(Records from a dataset)
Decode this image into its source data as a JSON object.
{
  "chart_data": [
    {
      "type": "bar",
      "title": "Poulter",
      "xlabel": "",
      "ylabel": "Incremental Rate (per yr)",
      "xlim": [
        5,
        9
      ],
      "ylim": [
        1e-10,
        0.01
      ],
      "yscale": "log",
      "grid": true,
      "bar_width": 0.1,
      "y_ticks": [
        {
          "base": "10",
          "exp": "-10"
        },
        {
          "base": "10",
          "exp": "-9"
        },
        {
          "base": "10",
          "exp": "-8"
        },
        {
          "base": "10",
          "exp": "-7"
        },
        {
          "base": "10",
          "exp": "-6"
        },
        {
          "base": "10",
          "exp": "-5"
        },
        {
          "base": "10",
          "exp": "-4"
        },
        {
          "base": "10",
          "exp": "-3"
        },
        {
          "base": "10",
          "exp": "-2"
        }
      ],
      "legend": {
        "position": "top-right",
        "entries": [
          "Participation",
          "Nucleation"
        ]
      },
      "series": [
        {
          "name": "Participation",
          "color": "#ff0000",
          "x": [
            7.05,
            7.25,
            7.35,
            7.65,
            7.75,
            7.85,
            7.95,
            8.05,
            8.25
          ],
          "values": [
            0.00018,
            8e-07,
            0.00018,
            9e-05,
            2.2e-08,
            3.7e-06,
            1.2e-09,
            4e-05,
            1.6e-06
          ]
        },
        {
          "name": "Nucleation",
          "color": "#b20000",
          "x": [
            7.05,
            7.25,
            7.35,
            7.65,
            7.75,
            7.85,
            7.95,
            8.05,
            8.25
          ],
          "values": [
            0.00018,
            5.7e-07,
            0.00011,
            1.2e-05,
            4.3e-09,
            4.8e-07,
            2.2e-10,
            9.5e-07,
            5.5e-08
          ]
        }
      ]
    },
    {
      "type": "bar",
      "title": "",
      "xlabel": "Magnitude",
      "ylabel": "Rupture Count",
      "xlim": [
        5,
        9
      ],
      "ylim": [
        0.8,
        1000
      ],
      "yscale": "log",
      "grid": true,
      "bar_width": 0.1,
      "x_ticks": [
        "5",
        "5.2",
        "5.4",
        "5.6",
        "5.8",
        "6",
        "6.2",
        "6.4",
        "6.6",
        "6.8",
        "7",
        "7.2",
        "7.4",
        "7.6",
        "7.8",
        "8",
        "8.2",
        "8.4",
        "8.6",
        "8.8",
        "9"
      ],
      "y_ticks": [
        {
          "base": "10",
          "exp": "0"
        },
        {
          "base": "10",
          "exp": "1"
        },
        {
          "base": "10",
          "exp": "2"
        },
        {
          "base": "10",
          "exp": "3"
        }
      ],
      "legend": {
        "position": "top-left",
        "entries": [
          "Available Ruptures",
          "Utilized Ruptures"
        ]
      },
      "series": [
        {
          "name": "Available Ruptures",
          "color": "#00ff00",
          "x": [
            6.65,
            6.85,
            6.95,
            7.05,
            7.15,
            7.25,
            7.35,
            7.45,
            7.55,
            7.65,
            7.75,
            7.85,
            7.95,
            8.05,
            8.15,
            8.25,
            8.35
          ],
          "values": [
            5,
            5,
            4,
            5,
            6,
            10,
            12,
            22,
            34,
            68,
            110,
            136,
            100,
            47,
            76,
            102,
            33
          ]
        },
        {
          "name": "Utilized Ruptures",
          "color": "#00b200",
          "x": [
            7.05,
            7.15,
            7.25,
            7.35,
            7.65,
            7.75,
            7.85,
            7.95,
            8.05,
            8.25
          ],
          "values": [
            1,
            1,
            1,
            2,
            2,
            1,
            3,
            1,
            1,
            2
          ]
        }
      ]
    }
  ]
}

→ TASK TO COMPLETE:
Return the listing above in full, character for character.

→ THE OUTPUT:
Decode this image into its source data as a JSON object.
{
  "chart_data": [
    {
      "type": "bar",
      "title": "Poulter",
      "xlabel": "",
      "ylabel": "Incremental Rate (per yr)",
      "xlim": [
        5,
        9
      ],
      "ylim": [
        1e-10,
        0.01
      ],
      "yscale": "log",
      "grid": true,
      "bar_width": 0.1,
      "y_ticks": [
        {
          "base": "10",
          "exp": "-10"
        },
        {
          "base": "10",
          "exp": "-9"
        },
        {
          "base": "10",
          "exp": "-8"
        },
        {
          "base": "10",
          "exp": "-7"
        },
        {
          "base": "10",
          "exp": "-6"
        },
        {
          "base": "10",
          "exp": "-5"
        },
        {
          "base": "10",
          "exp": "-4"
        },
        {
          "base": "10",
          "exp": "-3"
        },
        {
          "base": "10",
          "exp": "-2"
        }
      ],
      "legend": {
        "position": "top-right",
        "entries": [
          "Participation",
          "Nucleation"
        ]
      },
      "series": [
        {
          "name": "Participation",
          "color": "#ff0000",
          "x": [
            7.05,
            7.25,
            7.35,
            7.65,
            7.75,
            7.85,
            7.95,
            8.05,
            8.25
          ],
          "values": [
            0.00018,
            8e-07,
            0.00018,
            9e-05,
            2.2e-08,
            3.7e-06,
            1.2e-09,
            4e-05,
            1.6e-06
          ]
        },
        {
          "name": "Nucleation",
          "color": "#b20000",
          "x": [
            7.05,
            7.25,
            7.35,
            7.65,
            7.75,
            7.85,
            7.95,
            8.05,
            8.25
          ],
          "values": [
            0.00018,
            5.7e-07,
            0.00011,
            1.2e-05,
            4.3e-09,
            4.8e-07,
            2.2e-10,
            9.5e-07,
            5.5e-08
          ]
        }
      ]
    },
    {
      "type": "bar",
      "title": "",
      "xlabel": "Magnitude",
      "ylabel": "Rupture Count",
      "xlim": [
        5,
        9
      ],
      "ylim": [
        0.8,
        1000
      ],
      "yscale": "log",
      "grid": true,
      "bar_width": 0.1,
      "x_ticks": [
        "5",
        "5.2",
        "5.4",
        "5.6",
        "5.8",
        "6",
        "6.2",
        "6.4",
        "6.6",
        "6.8",
        "7",
        "7.2",
        "7.4",
        "7.6",
        "7.8",
        "8",
        "8.2",
        "8.4",
        "8.6",
        "8.8",
        "9"
      ],
      "y_ticks": [
        {
          "base": "10",
          "exp": "0"
        },
        {
          "base": "10",
          "exp": "1"
        },
        {
          "base": "10",
          "exp": "2"
        },
        {
          "base": "10",
          "exp": "3"
        }
      ],
      "legend": {
        "position": "top-left",
        "entries": [
          "Available Ruptures",
          "Utilized Ruptures"
        ]
      },
      "series": [
        {
          "name": "Available Ruptures",
          "color": "#00ff00",
          "x": [
            6.65,
            6.85,
            6.95,
            7.05,
            7.15,
            7.25,
            7.35,
            7.45,
            7.55,
            7.65,
            7.75,
            7.85,
            7.95,
            8.05,
            8.15,
            8.25,
            8.35
          ],
          "values": [
            5,
            5,
            4,
            5,
            6,
            10,
            12,
            22,
            34,
            68,
            110,
            136,
            100,
            47,
            76,
            102,
            33
          ]
        },
        {
          "name": "Utilized Ruptures",
          "color": "#00b200",
          "x": [
            7.05,
            7.15,
            7.25,
            7.35,
            7.65,
            7.75,
            7.85,
            7.95,
            8.05,
            8.25
          ],
          "values": [
            1,
            1,
            1,
            2,
            2,
            1,
            3,
            1,
            1,
            2
          ]
        }
      ]
    }
  ]
}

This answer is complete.